Written exercise |
Take the entries below and print all of them exactly, please.

Entries provided |
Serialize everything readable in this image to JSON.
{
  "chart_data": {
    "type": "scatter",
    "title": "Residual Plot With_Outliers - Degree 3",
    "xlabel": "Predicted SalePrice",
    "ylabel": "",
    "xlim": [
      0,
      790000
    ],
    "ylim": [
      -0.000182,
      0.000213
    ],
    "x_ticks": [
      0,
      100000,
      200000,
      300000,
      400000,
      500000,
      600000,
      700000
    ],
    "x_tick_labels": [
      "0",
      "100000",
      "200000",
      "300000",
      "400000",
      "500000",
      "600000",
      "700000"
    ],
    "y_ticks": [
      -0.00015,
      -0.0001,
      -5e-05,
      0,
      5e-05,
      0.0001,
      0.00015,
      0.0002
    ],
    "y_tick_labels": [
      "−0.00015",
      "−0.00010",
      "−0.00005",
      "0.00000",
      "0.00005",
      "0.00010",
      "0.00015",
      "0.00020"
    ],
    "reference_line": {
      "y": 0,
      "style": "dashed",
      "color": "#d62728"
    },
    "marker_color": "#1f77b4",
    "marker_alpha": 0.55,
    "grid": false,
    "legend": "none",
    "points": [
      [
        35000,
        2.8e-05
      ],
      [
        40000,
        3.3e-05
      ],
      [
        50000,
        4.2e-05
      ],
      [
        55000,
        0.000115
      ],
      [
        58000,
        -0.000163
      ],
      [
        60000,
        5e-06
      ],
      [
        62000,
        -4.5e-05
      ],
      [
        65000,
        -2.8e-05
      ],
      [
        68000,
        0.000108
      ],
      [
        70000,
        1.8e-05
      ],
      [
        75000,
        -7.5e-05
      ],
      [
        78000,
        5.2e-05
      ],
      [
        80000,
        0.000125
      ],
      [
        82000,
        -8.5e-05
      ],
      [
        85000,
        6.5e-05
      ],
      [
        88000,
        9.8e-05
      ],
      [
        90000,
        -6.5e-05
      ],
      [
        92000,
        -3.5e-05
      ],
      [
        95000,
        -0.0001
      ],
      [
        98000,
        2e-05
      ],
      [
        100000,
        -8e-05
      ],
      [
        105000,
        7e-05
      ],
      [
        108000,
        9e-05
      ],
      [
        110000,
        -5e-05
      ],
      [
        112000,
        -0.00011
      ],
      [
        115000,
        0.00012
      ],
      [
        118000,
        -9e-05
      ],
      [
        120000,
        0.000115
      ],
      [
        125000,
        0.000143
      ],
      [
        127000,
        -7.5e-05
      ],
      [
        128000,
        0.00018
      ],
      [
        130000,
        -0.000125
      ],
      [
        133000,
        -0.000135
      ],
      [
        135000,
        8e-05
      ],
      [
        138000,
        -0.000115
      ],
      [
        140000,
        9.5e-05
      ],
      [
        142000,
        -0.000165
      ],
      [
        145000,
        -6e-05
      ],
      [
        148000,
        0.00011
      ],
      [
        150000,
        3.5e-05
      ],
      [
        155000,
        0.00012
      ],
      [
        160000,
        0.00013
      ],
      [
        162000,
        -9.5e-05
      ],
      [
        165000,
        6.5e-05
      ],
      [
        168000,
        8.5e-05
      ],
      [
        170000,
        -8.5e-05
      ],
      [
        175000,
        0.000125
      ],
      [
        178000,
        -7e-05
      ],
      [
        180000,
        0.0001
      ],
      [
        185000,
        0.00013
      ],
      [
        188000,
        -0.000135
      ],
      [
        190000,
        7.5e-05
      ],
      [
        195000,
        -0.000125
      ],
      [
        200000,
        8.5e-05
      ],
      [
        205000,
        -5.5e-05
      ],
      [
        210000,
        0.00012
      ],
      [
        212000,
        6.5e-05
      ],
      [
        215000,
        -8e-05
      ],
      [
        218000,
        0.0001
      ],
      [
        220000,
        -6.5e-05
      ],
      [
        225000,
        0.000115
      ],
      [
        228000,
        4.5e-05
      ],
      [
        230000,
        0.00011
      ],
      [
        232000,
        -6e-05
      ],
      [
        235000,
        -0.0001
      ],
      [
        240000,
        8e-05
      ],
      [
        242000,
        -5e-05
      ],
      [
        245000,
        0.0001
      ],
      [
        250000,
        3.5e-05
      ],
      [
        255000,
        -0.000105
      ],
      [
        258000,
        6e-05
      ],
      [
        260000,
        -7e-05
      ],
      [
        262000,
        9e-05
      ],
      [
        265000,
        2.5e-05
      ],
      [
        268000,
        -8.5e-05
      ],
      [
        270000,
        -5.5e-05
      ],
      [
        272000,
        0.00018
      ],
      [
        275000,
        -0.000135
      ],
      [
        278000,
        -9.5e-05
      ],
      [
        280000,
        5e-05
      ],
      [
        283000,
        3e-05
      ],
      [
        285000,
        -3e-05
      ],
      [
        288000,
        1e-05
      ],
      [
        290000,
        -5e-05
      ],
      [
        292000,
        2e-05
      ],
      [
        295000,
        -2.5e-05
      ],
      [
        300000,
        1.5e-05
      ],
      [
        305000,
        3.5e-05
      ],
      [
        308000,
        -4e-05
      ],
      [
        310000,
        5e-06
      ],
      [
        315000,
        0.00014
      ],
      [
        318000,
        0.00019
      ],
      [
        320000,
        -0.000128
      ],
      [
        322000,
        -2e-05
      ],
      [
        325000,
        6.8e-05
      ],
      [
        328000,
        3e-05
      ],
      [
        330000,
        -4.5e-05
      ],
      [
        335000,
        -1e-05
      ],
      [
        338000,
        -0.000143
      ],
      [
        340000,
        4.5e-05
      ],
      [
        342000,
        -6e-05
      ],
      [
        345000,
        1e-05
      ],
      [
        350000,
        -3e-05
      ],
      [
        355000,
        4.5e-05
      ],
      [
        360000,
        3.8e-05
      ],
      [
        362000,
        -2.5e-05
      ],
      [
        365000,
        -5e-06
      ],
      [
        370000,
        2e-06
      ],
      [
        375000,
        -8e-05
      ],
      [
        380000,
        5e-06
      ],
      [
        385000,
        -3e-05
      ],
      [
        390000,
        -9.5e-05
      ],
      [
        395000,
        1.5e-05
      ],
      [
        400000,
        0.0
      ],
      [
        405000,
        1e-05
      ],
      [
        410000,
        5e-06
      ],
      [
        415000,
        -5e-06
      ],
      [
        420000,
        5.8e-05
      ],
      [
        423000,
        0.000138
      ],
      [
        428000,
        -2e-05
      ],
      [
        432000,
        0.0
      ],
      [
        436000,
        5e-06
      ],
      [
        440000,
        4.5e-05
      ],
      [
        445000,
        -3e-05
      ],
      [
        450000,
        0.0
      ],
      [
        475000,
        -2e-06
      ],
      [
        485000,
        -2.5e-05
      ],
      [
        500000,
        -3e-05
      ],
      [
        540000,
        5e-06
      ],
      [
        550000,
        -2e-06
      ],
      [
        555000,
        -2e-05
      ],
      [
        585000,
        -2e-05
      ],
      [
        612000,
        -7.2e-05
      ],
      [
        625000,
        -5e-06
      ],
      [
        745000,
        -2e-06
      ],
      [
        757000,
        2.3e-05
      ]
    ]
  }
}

Answer in full |
Serialize everything readable in this image to JSON.
{
  "chart_data": {
    "type": "scatter",
    "title": "Residual Plot With_Outliers - Degree 3",
    "xlabel": "Predicted SalePrice",
    "ylabel": "",
    "xlim": [
      0,
      790000
    ],
    "ylim": [
      -0.000182,
      0.000213
    ],
    "x_ticks": [
      0,
      100000,
      200000,
      300000,
      400000,
      500000,
      600000,
      700000
    ],
    "x_tick_labels": [
      "0",
      "100000",
      "200000",
      "300000",
      "400000",
      "500000",
      "600000",
      "700000"
    ],
    "y_ticks": [
      -0.00015,
      -0.0001,
      -5e-05,
      0,
      5e-05,
      0.0001,
      0.00015,
      0.0002
    ],
    "y_tick_labels": [
      "−0.00015",
      "−0.00010",
      "−0.00005",
      "0.00000",
      "0.00005",
      "0.00010",
      "0.00015",
      "0.00020"
    ],
    "reference_line": {
      "y": 0,
      "style": "dashed",
      "color": "#d62728"
    },
    "marker_color": "#1f77b4",
    "marker_alpha": 0.55,
    "grid": false,
    "legend": "none",
    "points": [
      [
        35000,
        2.8e-05
      ],
      [
        40000,
        3.3e-05
      ],
      [
        50000,
        4.2e-05
      ],
      [
        55000,
        0.000115
      ],
      [
        58000,
        -0.000163
      ],
      [
        60000,
        5e-06
      ],
      [
        62000,
        -4.5e-05
      ],
      [
        65000,
        -2.8e-05
      ],
      [
        68000,
        0.000108
      ],
      [
        70000,
        1.8e-05
      ],
      [
        75000,
        -7.5e-05
      ],
      [
        78000,
        5.2e-05
      ],
      [
        80000,
        0.000125
      ],
      [
        82000,
        -8.5e-05
      ],
      [
        85000,
        6.5e-05
      ],
      [
        88000,
        9.8e-05
      ],
      [
        90000,
        -6.5e-05
      ],
      [
        92000,
        -3.5e-05
      ],
      [
        95000,
        -0.0001
      ],
      [
        98000,
        2e-05
      ],
      [
        100000,
        -8e-05
      ],
      [
        105000,
        7e-05
      ],
      [
        108000,
        9e-05
      ],
      [
        110000,
        -5e-05
      ],
      [
        112000,
        -0.00011
      ],
      [
        115000,
        0.00012
      ],
      [
        118000,
        -9e-05
      ],
      [
        120000,
        0.000115
      ],
      [
        125000,
        0.000143
      ],
      [
        127000,
        -7.5e-05
      ],
      [
        128000,
        0.00018
      ],
      [
        130000,
        -0.000125
      ],
      [
        133000,
        -0.000135
      ],
      [
        135000,
        8e-05
      ],
      [
        138000,
        -0.000115
      ],
      [
        140000,
        9.5e-05
      ],
      [
        142000,
        -0.000165
      ],
      [
        145000,
        -6e-05
      ],
      [
        148000,
        0.00011
      ],
      [
        150000,
        3.5e-05
      ],
      [
        155000,
        0.00012
      ],
      [
        160000,
        0.00013
      ],
      [
        162000,
        -9.5e-05
      ],
      [
        165000,
        6.5e-05
      ],
      [
        168000,
        8.5e-05
      ],
      [
        170000,
        -8.5e-05
      ],
      [
        175000,
        0.000125
      ],
      [
        178000,
        -7e-05
      ],
      [
        180000,
        0.0001
      ],
      [
        185000,
        0.00013
      ],
      [
        188000,
        -0.000135
      ],
      [
        190000,
        7.5e-05
      ],
      [
        195000,
        -0.000125
      ],
      [
        200000,
        8.5e-05
      ],
      [
        205000,
        -5.5e-05
      ],
      [
        210000,
        0.00012
      ],
      [
        212000,
        6.5e-05
      ],
      [
        215000,
        -8e-05
      ],
      [
        218000,
        0.0001
      ],
      [
        220000,
        -6.5e-05
      ],
      [
        225000,
        0.000115
      ],
      [
        228000,
        4.5e-05
      ],
      [
        230000,
        0.00011
      ],
      [
        232000,
        -6e-05
      ],
      [
        235000,
        -0.0001
      ],
      [
        240000,
        8e-05
      ],
      [
        242000,
        -5e-05
      ],
      [
        245000,
        0.0001
      ],
      [
        250000,
        3.5e-05
      ],
      [
        255000,
        -0.000105
      ],
      [
        258000,
        6e-05
      ],
      [
        260000,
        -7e-05
      ],
      [
        262000,
        9e-05
      ],
      [
        265000,
        2.5e-05
      ],
      [
        268000,
        -8.5e-05
      ],
      [
        270000,
        -5.5e-05
      ],
      [
        272000,
        0.00018
      ],
      [
        275000,
        -0.000135
      ],
      [
        278000,
        -9.5e-05
      ],
      [
        280000,
        5e-05
      ],
      [
        283000,
        3e-05
      ],
      [
        285000,
        -3e-05
      ],
      [
        288000,
        1e-05
      ],
      [
        290000,
        -5e-05
      ],
      [
        292000,
        2e-05
      ],
      [
        295000,
        -2.5e-05
      ],
      [
        300000,
        1.5e-05
      ],
      [
        305000,
        3.5e-05
      ],
      [
        308000,
        -4e-05
      ],
      [
        310000,
        5e-06
      ],
      [
        315000,
        0.00014
      ],
      [
        318000,
        0.00019
      ],
      [
        320000,
        -0.000128
      ],
      [
        322000,
        -2e-05
      ],
      [
        325000,
        6.8e-05
      ],
      [
        328000,
        3e-05
      ],
      [
        330000,
        -4.5e-05
      ],
      [
        335000,
        -1e-05
      ],
      [
        338000,
        -0.000143
      ],
      [
        340000,
        4.5e-05
      ],
      [
        342000,
        -6e-05
      ],
      [
        345000,
        1e-05
      ],
      [
        350000,
        -3e-05
      ],
      [
        355000,
        4.5e-05
      ],
      [
        360000,
        3.8e-05
      ],
      [
        362000,
        -2.5e-05
      ],
      [
        365000,
        -5e-06
      ],
      [
        370000,
        2e-06
      ],
      [
        375000,
        -8e-05
      ],
      [
        380000,
        5e-06
      ],
      [
        385000,
        -3e-05
      ],
      [
        390000,
        -9.5e-05
      ],
      [
        395000,
        1.5e-05
      ],
      [
        400000,
        0.0
      ],
      [
        405000,
        1e-05
      ],
      [
        410000,
        5e-06
      ],
      [
        415000,
        -5e-06
      ],
      [
        420000,
        5.8e-05
      ],
      [
        423000,
        0.000138
      ],
      [
        428000,
        -2e-05
      ],
      [
        432000,
        0.0
      ],
      [
        436000,
        5e-06
      ],
      [
        440000,
        4.5e-05
      ],
      [
        445000,
        -3e-05
      ],
      [
        450000,
        0.0
      ],
      [
        475000,
        -2e-06
      ],
      [
        485000,
        -2.5e-05
      ],
      [
        500000,
        -3e-05
      ],
      [
        540000,
        5e-06
      ],
      [
        550000,
        -2e-06
      ],
      [
        555000,
        -2e-05
      ],
      [
        585000,
        -2e-05
      ],
      [
        612000,
        -7.2e-05
      ],
      [
        625000,
        -5e-06
      ],
      [
        745000,
        -2e-06
      ],
      [
        757000,
        2.3e-05
      ]
    ]
  }
}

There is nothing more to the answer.